- Stated exercise
Copy every one of the rows below character for character, but leave out the pictures.

━━━━

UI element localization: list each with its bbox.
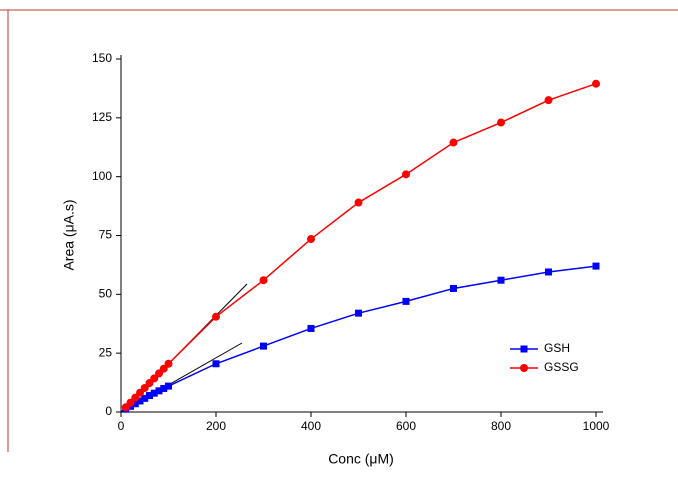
data-point xyxy=(307,235,315,244)
data-point xyxy=(592,79,600,88)
data-point xyxy=(449,138,458,147)
data-point xyxy=(131,400,139,408)
y-tick-label: 0 xyxy=(105,404,112,418)
data-point xyxy=(354,198,363,207)
data-point xyxy=(150,374,159,383)
data-point xyxy=(212,360,220,368)
y-tick-label: 150 xyxy=(92,51,112,65)
x-tick-label: 1000 xyxy=(583,419,610,433)
data-point xyxy=(165,382,172,390)
x-tick-label: 400 xyxy=(301,419,321,433)
data-point xyxy=(140,383,149,392)
data-point xyxy=(160,384,168,392)
x-tick-label: 800 xyxy=(491,419,511,433)
data-point xyxy=(592,262,600,270)
x-tick-label: 200 xyxy=(206,419,226,433)
x-axis-title: Conc (μM) xyxy=(328,451,394,467)
legend-marker xyxy=(520,345,528,353)
data-point xyxy=(497,118,505,127)
data-point xyxy=(355,309,362,317)
data-point xyxy=(259,276,268,285)
data-point xyxy=(260,342,267,350)
y-axis-title: Area (μA.s) xyxy=(61,199,77,270)
data-point xyxy=(450,284,457,292)
data-point xyxy=(150,389,158,397)
data-point xyxy=(131,393,140,402)
data-point xyxy=(402,297,410,305)
x-tick-label: 0 xyxy=(118,419,125,433)
data-point xyxy=(136,397,144,405)
data-point xyxy=(146,392,153,400)
data-point xyxy=(402,170,410,179)
y-tick-label: 125 xyxy=(92,110,112,124)
data-point xyxy=(544,96,553,105)
series-line xyxy=(125,83,597,408)
data-point xyxy=(126,398,135,407)
legend-label: GSSG xyxy=(544,360,579,374)
data-point xyxy=(497,276,505,284)
data-point xyxy=(307,324,315,332)
data-point xyxy=(545,268,552,276)
legend-marker xyxy=(520,364,528,372)
data-point xyxy=(212,312,220,321)
y-tick-label: 100 xyxy=(92,169,112,183)
data-point xyxy=(141,394,149,402)
data-point xyxy=(159,364,168,373)
x-tick-label: 600 xyxy=(396,419,416,433)
legend-label: GSH xyxy=(544,341,570,355)
series-line xyxy=(125,265,597,410)
y-tick-label: 25 xyxy=(99,345,113,359)
y-tick-label: 50 xyxy=(99,287,113,301)
data-point xyxy=(155,387,163,395)
y-tick-label: 75 xyxy=(99,228,113,242)
data-point xyxy=(164,359,173,368)
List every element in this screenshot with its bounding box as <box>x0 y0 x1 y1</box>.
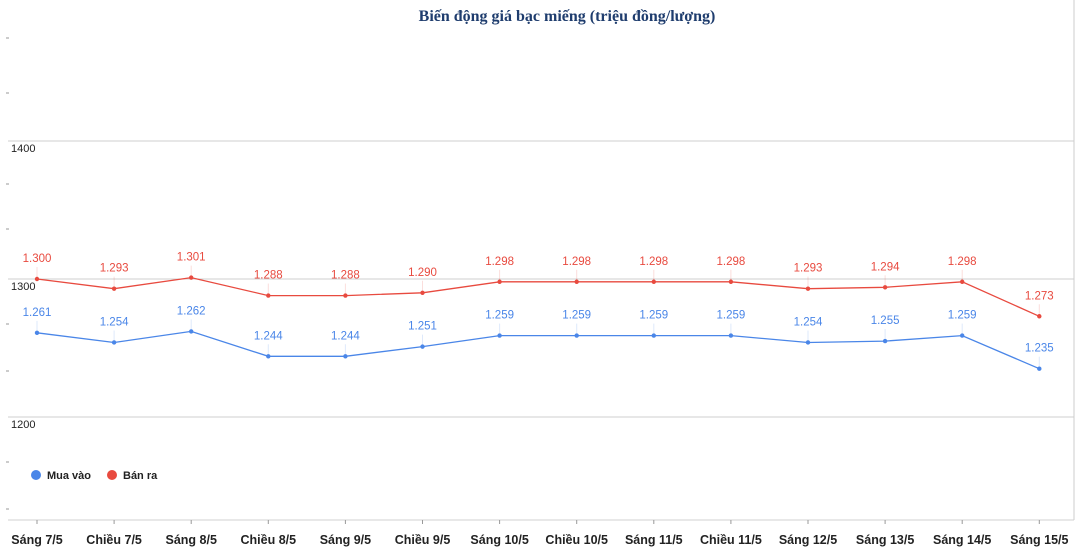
data-point <box>420 290 425 295</box>
data-label: 1.300 <box>23 253 52 265</box>
data-label: 1.298 <box>948 256 977 268</box>
data-label: 1.254 <box>794 316 823 328</box>
data-label: 1.288 <box>254 270 283 282</box>
data-point <box>882 285 888 290</box>
x-tick-label: Sáng 11/5 <box>625 533 683 547</box>
data-label: 1.259 <box>562 310 591 322</box>
data-point <box>651 333 656 338</box>
legend: Mua vào Bán ra <box>31 470 158 482</box>
x-axis: Sáng 7/5 Chiều 7/5 Sáng 8/5 Chiều 8/5 Sáng 9… <box>11 520 1069 547</box>
legend-label: Bán ra <box>123 470 158 482</box>
data-point <box>34 330 40 336</box>
x-tick-label: Chiều 9/5 <box>395 533 451 547</box>
data-point <box>420 344 425 349</box>
chart-title: Biến động giá bạc miếng (triệu đồng/lượn… <box>419 8 716 25</box>
x-tick-label: Sáng 8/5 <box>165 533 216 547</box>
data-point <box>728 279 734 284</box>
data-label: 1.251 <box>408 321 437 333</box>
series-0: 1.261 1.254 1.262 1.244 1.244 1.251 1.259 1.259… <box>23 305 1054 371</box>
y-tick-label: 1200 <box>11 419 35 431</box>
data-label: 1.298 <box>639 256 668 268</box>
x-tick-label: Sáng 15/5 <box>1010 533 1068 547</box>
data-label: 1.259 <box>639 310 668 322</box>
x-tick-label: Sáng 12/5 <box>779 533 837 547</box>
data-label: 1.244 <box>331 330 360 342</box>
data-point <box>497 333 502 338</box>
data-point <box>343 354 348 359</box>
grid-layer <box>8 0 1075 521</box>
data-label: 1.301 <box>177 252 206 264</box>
x-tick-label: Chiều 7/5 <box>86 533 142 547</box>
data-point <box>805 286 811 291</box>
data-point <box>960 279 965 284</box>
data-point <box>266 293 271 298</box>
x-tick-label: Sáng 7/5 <box>11 533 62 547</box>
data-point <box>189 275 194 280</box>
data-point <box>1037 366 1042 371</box>
data-label: 1.293 <box>794 263 823 275</box>
x-tick-label: Chiều 8/5 <box>241 533 297 547</box>
data-label: 1.259 <box>948 310 977 322</box>
data-label: 1.298 <box>717 256 746 268</box>
series-line <box>36 276 1040 317</box>
x-tick-label: Sáng 10/5 <box>470 533 528 547</box>
data-label: 1.235 <box>1025 343 1054 355</box>
data-label: 1.261 <box>23 307 52 319</box>
y-tick-label: 1400 <box>11 143 35 155</box>
x-tick-label: Chiều 10/5 <box>545 533 608 547</box>
data-label: 1.298 <box>485 256 514 268</box>
data-point <box>34 276 40 282</box>
data-point <box>343 293 348 298</box>
data-label: 1.293 <box>100 263 129 275</box>
data-label: 1.259 <box>485 310 514 322</box>
data-point <box>960 333 965 338</box>
data-point <box>497 279 502 284</box>
x-tick-label: Chiều 11/5 <box>700 533 762 547</box>
series-line <box>36 330 1040 370</box>
data-point <box>111 340 117 345</box>
series-layer: 1.261 1.254 1.262 1.244 1.244 1.251 1.259 1.259… <box>23 252 1054 371</box>
data-point <box>805 340 811 345</box>
data-point <box>111 286 117 291</box>
data-point <box>189 329 194 334</box>
data-point <box>574 279 579 284</box>
x-tick-label: Sáng 9/5 <box>320 533 371 547</box>
y-tick-label: 1300 <box>11 281 35 293</box>
data-point <box>728 333 734 338</box>
data-label: 1.259 <box>717 310 746 322</box>
x-tick-label: Sáng 14/5 <box>933 533 991 547</box>
data-label: 1.255 <box>871 315 900 327</box>
x-tick-label: Sáng 13/5 <box>856 533 914 547</box>
data-point <box>574 333 579 338</box>
legend-marker <box>107 470 117 480</box>
data-label: 1.254 <box>100 316 129 328</box>
data-point <box>266 354 271 359</box>
data-label: 1.290 <box>408 267 437 279</box>
data-point <box>1037 314 1042 319</box>
y-axis: 1200 1300 1400 <box>6 37 35 510</box>
data-label: 1.244 <box>254 330 283 342</box>
data-label: 1.294 <box>871 261 900 273</box>
data-label: 1.298 <box>562 256 591 268</box>
series-1: 1.300 1.293 1.301 1.288 1.288 1.290 1.298 1.298… <box>23 252 1054 319</box>
data-label: 1.262 <box>177 305 206 317</box>
data-label: 1.273 <box>1025 290 1054 302</box>
data-label: 1.288 <box>331 270 360 282</box>
data-point <box>882 338 888 344</box>
legend-marker <box>31 470 41 480</box>
data-point <box>651 279 656 284</box>
legend-label: Mua vào <box>47 470 91 482</box>
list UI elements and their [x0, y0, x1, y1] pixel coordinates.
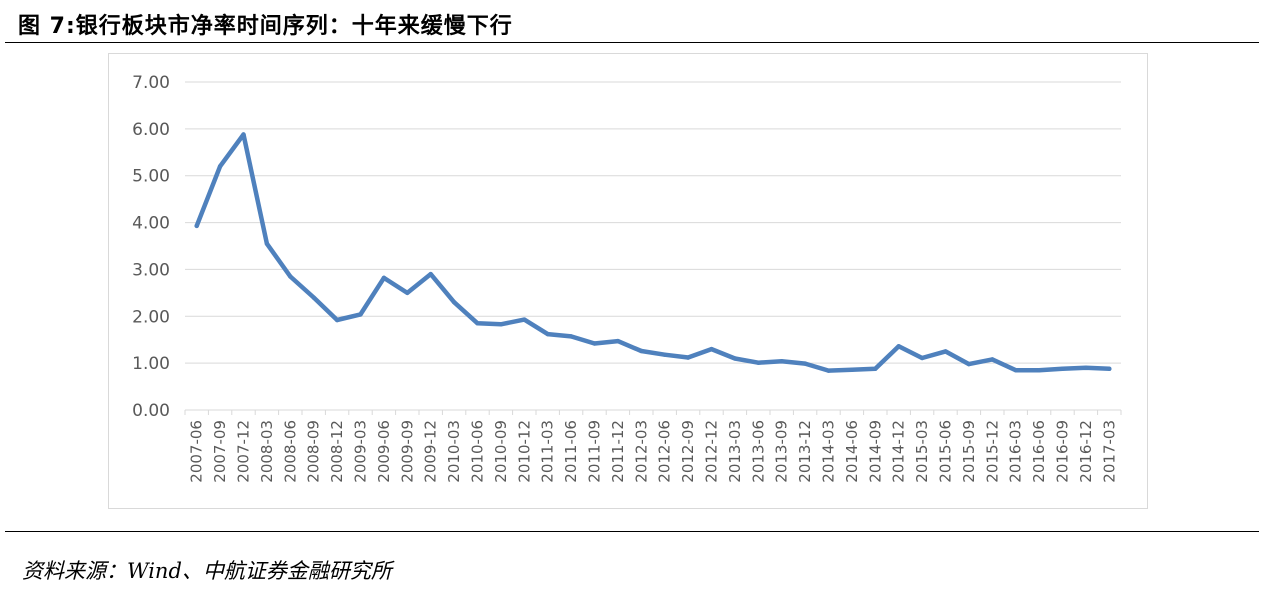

━━━━

- Reply
UI element localization: list each with its bbox.
data-point xyxy=(307,235,315,244)
data-point xyxy=(592,79,600,88)
data-point xyxy=(449,138,458,147)
data-point xyxy=(131,400,139,408)
y-tick-label: 0 xyxy=(105,404,112,418)
data-point xyxy=(354,198,363,207)
data-point xyxy=(150,374,159,383)
data-point xyxy=(212,360,220,368)
y-tick-label: 150 xyxy=(92,51,112,65)
x-tick-label: 1000 xyxy=(583,419,610,433)
data-point xyxy=(165,382,172,390)
x-tick-label: 400 xyxy=(301,419,321,433)
data-point xyxy=(140,383,149,392)
data-point xyxy=(160,384,168,392)
x-tick-label: 800 xyxy=(491,419,511,433)
data-point xyxy=(592,262,600,270)
x-tick-label: 200 xyxy=(206,419,226,433)
x-axis-title: Conc (μM) xyxy=(328,451,394,467)
legend-marker xyxy=(520,345,528,353)
data-point xyxy=(497,118,505,127)
data-point xyxy=(355,309,362,317)
data-point xyxy=(259,276,268,285)
data-point xyxy=(260,342,267,350)
y-axis-title: Area (μA.s) xyxy=(61,199,77,270)
data-point xyxy=(450,284,457,292)
data-point xyxy=(150,389,158,397)
data-point xyxy=(131,393,140,402)
data-point xyxy=(402,297,410,305)
x-tick-label: 0 xyxy=(118,419,125,433)
data-point xyxy=(136,397,144,405)
data-point xyxy=(146,392,153,400)
data-point xyxy=(402,170,410,179)
y-tick-label: 125 xyxy=(92,110,112,124)
data-point xyxy=(544,96,553,105)
series-line xyxy=(125,83,597,408)
data-point xyxy=(126,398,135,407)
legend-label: GSSG xyxy=(544,360,579,374)
data-point xyxy=(497,276,505,284)
data-point xyxy=(307,324,315,332)
data-point xyxy=(545,268,552,276)
legend-marker xyxy=(520,364,528,372)
data-point xyxy=(212,312,220,321)
y-tick-label: 100 xyxy=(92,169,112,183)
data-point xyxy=(141,394,149,402)
data-point xyxy=(159,364,168,373)
x-tick-label: 600 xyxy=(396,419,416,433)
legend-label: GSH xyxy=(544,341,570,355)
series-line xyxy=(125,265,597,410)
y-tick-label: 25 xyxy=(99,345,113,359)
y-tick-label: 50 xyxy=(99,287,113,301)
data-point xyxy=(155,387,163,395)
y-tick-label: 75 xyxy=(99,228,113,242)
data-point xyxy=(164,359,173,368)
List every element in this screenshot with its bounding box as <box>x0 y0 x1 y1</box>.
data-point <box>420 290 425 295</box>
data-label: 1.300 <box>23 253 52 265</box>
data-label: 1.298 <box>948 256 977 268</box>
data-label: 1.254 <box>794 316 823 328</box>
data-label: 1.288 <box>254 270 283 282</box>
data-point <box>882 285 888 290</box>
x-tick-label: Sáng 11/5 <box>625 533 683 547</box>
data-label: 1.259 <box>562 310 591 322</box>
data-point <box>651 333 656 338</box>
legend: Mua vào Bán ra <box>31 470 158 482</box>
x-axis: Sáng 7/5 Chiều 7/5 Sáng 8/5 Chiều 8/5 Sáng 9… <box>11 520 1069 547</box>
legend-label: Bán ra <box>123 470 158 482</box>
data-point <box>34 330 40 336</box>
x-tick-label: Chiều 9/5 <box>395 533 451 547</box>
data-point <box>420 344 425 349</box>
chart-title: Biến động giá bạc miếng (triệu đồng/lượn… <box>419 8 716 25</box>
x-tick-label: Sáng 8/5 <box>165 533 216 547</box>
data-point <box>728 279 734 284</box>
data-label: 1.251 <box>408 321 437 333</box>
series-0: 1.261 1.254 1.262 1.244 1.244 1.251 1.259 1.259… <box>23 305 1054 371</box>
y-tick-label: 1200 <box>11 419 35 431</box>
data-label: 1.298 <box>639 256 668 268</box>
x-tick-label: Sáng 15/5 <box>1010 533 1068 547</box>
data-label: 1.259 <box>639 310 668 322</box>
x-tick-label: Sáng 12/5 <box>779 533 837 547</box>
data-label: 1.244 <box>331 330 360 342</box>
data-point <box>497 333 502 338</box>
data-point <box>343 354 348 359</box>
grid-layer <box>8 0 1075 521</box>
data-label: 1.301 <box>177 252 206 264</box>
x-tick-label: Chiều 7/5 <box>86 533 142 547</box>
data-point <box>805 286 811 291</box>
data-point <box>960 279 965 284</box>
data-point <box>266 293 271 298</box>
x-tick-label: Sáng 7/5 <box>11 533 62 547</box>
data-point <box>189 275 194 280</box>
data-point <box>1037 366 1042 371</box>
data-label: 1.293 <box>794 263 823 275</box>
x-tick-label: Chiều 8/5 <box>241 533 297 547</box>
data-label: 1.259 <box>948 310 977 322</box>
data-label: 1.298 <box>717 256 746 268</box>
series-line <box>36 276 1040 317</box>
x-tick-label: Sáng 10/5 <box>470 533 528 547</box>
data-label: 1.235 <box>1025 343 1054 355</box>
data-label: 1.261 <box>23 307 52 319</box>
y-tick-label: 1400 <box>11 143 35 155</box>
x-tick-label: Chiều 10/5 <box>545 533 608 547</box>
data-label: 1.298 <box>485 256 514 268</box>
data-point <box>34 276 40 282</box>
data-point <box>343 293 348 298</box>
data-label: 1.293 <box>100 263 129 275</box>
data-label: 1.259 <box>485 310 514 322</box>
data-point <box>960 333 965 338</box>
data-point <box>497 279 502 284</box>
x-tick-label: Chiều 11/5 <box>700 533 762 547</box>
series-line <box>36 330 1040 370</box>
data-point <box>111 340 117 345</box>
series-layer: 1.261 1.254 1.262 1.244 1.244 1.251 1.259 1.259… <box>23 252 1054 371</box>
data-point <box>805 340 811 345</box>
data-point <box>111 286 117 291</box>
data-point <box>189 329 194 334</box>
data-point <box>574 279 579 284</box>
x-tick-label: Sáng 9/5 <box>320 533 371 547</box>
y-tick-label: 1300 <box>11 281 35 293</box>
data-point <box>728 333 734 338</box>
data-label: 1.259 <box>717 310 746 322</box>
x-tick-label: Sáng 14/5 <box>933 533 991 547</box>
data-label: 1.255 <box>871 315 900 327</box>
x-tick-label: Sáng 13/5 <box>856 533 914 547</box>
data-point <box>574 333 579 338</box>
legend-marker <box>107 470 117 480</box>
data-label: 1.254 <box>100 316 129 328</box>
data-point <box>266 354 271 359</box>
data-label: 1.290 <box>408 267 437 279</box>
data-point <box>1037 314 1042 319</box>
y-axis: 1200 1300 1400 <box>6 37 35 510</box>
data-label: 1.244 <box>254 330 283 342</box>
data-label: 1.294 <box>871 261 900 273</box>
data-label: 1.298 <box>562 256 591 268</box>
series-1: 1.300 1.293 1.301 1.288 1.288 1.290 1.298 1.298… <box>23 252 1054 319</box>
data-label: 1.262 <box>177 305 206 317</box>
data-label: 1.273 <box>1025 290 1054 302</box>
data-label: 1.288 <box>331 270 360 282</box>
data-point <box>882 338 888 344</box>
legend-marker <box>31 470 41 480</box>
data-point <box>651 279 656 284</box>
legend-label: Mua vào <box>47 470 91 482</box>
list UI elements and their [x0, y0, x1, y1] pixel coordinates.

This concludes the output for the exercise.